===== Exercise data
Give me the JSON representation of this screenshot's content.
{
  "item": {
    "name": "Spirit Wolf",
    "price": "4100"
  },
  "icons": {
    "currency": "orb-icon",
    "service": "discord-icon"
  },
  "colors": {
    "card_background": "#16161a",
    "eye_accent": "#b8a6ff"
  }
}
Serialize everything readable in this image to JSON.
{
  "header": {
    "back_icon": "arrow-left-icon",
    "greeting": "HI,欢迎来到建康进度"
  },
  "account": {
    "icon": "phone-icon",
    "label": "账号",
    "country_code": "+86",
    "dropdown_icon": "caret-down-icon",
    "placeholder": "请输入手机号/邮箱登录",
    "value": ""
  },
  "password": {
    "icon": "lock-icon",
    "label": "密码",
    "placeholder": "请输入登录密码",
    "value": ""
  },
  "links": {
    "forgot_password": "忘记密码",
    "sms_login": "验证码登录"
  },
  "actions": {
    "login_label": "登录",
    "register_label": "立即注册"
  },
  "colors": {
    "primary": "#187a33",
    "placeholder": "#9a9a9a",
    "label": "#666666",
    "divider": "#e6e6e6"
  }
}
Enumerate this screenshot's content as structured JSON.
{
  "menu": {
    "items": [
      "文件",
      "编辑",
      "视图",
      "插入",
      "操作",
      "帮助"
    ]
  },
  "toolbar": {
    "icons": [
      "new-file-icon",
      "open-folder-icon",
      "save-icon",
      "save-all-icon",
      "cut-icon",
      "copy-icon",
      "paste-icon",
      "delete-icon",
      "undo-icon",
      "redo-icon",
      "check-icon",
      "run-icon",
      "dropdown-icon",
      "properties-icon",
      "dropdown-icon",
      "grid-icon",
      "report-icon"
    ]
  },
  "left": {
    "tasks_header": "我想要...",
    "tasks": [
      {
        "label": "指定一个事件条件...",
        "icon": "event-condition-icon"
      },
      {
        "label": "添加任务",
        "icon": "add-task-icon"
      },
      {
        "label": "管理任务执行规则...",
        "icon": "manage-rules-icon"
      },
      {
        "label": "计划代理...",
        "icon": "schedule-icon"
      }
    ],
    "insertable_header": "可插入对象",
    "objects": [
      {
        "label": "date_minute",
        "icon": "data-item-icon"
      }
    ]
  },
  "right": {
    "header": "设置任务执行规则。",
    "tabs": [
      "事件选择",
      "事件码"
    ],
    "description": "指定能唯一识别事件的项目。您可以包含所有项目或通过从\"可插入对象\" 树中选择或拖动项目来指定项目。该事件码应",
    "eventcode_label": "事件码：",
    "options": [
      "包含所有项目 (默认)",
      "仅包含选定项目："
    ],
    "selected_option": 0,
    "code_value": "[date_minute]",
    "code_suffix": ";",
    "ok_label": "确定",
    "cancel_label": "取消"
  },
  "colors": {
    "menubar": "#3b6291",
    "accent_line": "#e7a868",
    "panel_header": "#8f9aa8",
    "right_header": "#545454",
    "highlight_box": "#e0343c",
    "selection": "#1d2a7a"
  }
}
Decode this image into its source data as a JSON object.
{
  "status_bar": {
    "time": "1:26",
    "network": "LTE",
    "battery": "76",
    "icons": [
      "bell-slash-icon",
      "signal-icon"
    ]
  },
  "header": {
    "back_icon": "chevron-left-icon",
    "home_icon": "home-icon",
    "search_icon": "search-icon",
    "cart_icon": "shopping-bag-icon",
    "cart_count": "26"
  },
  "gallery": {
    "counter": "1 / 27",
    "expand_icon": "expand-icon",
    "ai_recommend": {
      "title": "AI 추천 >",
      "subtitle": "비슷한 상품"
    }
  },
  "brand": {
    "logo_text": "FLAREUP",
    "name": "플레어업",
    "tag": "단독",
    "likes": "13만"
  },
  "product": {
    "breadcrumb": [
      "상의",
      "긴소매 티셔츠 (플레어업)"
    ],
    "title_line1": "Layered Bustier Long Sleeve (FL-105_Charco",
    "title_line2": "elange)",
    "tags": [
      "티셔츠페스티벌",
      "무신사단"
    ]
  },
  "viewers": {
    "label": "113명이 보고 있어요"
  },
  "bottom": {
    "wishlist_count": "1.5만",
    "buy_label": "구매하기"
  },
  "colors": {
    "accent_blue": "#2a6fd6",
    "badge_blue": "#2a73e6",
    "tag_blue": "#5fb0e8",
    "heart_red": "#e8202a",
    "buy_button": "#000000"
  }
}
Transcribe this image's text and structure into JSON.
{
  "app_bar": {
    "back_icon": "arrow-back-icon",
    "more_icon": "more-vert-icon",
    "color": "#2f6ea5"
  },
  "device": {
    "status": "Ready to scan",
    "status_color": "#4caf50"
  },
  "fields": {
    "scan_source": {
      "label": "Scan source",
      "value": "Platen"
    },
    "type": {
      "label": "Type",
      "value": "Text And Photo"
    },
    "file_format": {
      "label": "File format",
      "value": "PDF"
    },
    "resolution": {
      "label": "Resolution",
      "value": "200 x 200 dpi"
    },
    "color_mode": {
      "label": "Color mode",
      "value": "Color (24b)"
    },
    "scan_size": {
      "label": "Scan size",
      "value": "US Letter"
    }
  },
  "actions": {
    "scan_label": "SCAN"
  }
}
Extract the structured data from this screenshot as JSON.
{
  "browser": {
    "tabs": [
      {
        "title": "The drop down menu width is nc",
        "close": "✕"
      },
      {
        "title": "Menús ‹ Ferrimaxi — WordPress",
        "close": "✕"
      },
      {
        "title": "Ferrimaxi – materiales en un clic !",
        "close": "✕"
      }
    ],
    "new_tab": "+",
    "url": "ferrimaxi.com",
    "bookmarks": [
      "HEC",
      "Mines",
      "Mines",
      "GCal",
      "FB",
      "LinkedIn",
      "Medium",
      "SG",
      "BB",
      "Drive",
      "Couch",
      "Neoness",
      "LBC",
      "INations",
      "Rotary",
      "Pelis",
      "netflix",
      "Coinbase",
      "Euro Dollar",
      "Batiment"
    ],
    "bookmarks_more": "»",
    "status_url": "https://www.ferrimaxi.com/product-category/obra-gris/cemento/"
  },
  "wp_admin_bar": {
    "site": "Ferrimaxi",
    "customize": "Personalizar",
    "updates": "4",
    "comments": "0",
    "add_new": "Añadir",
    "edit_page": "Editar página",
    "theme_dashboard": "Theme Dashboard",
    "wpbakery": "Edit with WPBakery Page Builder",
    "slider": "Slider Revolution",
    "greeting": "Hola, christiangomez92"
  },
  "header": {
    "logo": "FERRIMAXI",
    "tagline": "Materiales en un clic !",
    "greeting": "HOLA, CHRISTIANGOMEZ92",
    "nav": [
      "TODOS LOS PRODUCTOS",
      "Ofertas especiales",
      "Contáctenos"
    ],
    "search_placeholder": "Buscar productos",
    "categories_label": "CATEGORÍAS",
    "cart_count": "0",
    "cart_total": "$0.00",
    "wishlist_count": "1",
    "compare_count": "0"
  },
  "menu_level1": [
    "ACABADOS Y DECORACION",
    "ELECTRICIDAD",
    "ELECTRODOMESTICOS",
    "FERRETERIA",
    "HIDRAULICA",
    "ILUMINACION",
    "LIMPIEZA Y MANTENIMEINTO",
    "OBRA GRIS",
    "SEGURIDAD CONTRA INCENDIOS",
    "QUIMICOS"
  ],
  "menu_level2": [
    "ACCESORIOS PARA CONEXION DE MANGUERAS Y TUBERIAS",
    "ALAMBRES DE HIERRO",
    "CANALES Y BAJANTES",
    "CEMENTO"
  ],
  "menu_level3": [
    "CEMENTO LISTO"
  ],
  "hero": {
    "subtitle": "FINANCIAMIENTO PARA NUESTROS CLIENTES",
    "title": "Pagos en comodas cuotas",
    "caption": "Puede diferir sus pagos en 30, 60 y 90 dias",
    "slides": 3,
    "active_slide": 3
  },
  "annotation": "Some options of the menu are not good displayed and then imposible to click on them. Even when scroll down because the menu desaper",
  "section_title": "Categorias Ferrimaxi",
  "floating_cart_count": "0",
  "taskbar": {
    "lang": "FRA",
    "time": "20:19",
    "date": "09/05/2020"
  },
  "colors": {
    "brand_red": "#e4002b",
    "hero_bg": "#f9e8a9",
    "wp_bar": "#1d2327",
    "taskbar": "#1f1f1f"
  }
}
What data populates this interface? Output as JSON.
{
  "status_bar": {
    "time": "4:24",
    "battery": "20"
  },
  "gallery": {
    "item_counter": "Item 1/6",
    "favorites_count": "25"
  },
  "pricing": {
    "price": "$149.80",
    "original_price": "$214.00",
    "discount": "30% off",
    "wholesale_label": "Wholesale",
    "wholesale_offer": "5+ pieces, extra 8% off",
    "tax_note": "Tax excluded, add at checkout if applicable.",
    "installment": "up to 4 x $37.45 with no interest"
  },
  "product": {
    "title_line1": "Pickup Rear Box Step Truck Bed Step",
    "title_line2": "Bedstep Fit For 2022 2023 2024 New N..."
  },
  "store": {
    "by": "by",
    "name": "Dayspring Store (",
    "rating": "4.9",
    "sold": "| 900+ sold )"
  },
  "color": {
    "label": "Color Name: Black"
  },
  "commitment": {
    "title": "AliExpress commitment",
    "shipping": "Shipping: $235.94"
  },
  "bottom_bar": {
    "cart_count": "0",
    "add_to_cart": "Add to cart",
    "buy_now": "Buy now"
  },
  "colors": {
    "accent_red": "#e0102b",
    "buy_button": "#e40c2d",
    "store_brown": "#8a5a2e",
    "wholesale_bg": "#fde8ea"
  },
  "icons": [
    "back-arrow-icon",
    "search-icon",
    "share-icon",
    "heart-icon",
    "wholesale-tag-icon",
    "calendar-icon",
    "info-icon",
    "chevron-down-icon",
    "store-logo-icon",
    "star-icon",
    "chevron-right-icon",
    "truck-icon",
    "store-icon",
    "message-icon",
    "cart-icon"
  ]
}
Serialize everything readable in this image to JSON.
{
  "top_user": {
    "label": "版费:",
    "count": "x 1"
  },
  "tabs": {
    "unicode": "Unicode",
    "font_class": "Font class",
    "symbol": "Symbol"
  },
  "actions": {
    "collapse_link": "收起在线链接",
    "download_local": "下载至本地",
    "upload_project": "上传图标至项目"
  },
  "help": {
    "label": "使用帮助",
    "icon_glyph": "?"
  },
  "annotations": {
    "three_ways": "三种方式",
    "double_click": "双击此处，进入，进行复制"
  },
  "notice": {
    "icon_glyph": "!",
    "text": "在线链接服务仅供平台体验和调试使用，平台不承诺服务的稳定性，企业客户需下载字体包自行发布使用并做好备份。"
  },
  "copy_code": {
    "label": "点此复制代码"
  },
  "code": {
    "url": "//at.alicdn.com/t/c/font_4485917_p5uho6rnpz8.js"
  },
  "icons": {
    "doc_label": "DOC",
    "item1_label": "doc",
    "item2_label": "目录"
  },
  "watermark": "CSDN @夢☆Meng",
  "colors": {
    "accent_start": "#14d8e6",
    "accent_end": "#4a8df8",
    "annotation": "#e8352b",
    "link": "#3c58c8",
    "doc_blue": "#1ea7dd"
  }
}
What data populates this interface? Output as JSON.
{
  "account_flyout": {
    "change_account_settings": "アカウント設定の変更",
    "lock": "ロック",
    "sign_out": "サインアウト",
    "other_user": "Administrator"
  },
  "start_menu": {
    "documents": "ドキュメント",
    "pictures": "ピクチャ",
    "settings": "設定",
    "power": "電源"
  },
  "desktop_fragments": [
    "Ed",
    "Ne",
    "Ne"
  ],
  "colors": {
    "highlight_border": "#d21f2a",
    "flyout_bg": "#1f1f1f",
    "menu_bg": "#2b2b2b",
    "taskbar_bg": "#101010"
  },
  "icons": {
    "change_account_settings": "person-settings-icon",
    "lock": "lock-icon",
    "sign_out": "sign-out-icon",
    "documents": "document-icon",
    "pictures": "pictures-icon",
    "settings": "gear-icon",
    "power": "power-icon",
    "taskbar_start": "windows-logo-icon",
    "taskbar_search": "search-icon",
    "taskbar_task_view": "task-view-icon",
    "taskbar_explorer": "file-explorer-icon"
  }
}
==========
• [What is asked]:
Find every line in the records above that contains the word "可插入对象", and copy each one.

• [The completed task]:
    "insertable_header": "可插入对象",
    "description": "指定能唯一识别事件的项目。您可以包含所有项目或通过从\"可插入对象\" 树中选择或拖动项目来指定项目。该事件码应",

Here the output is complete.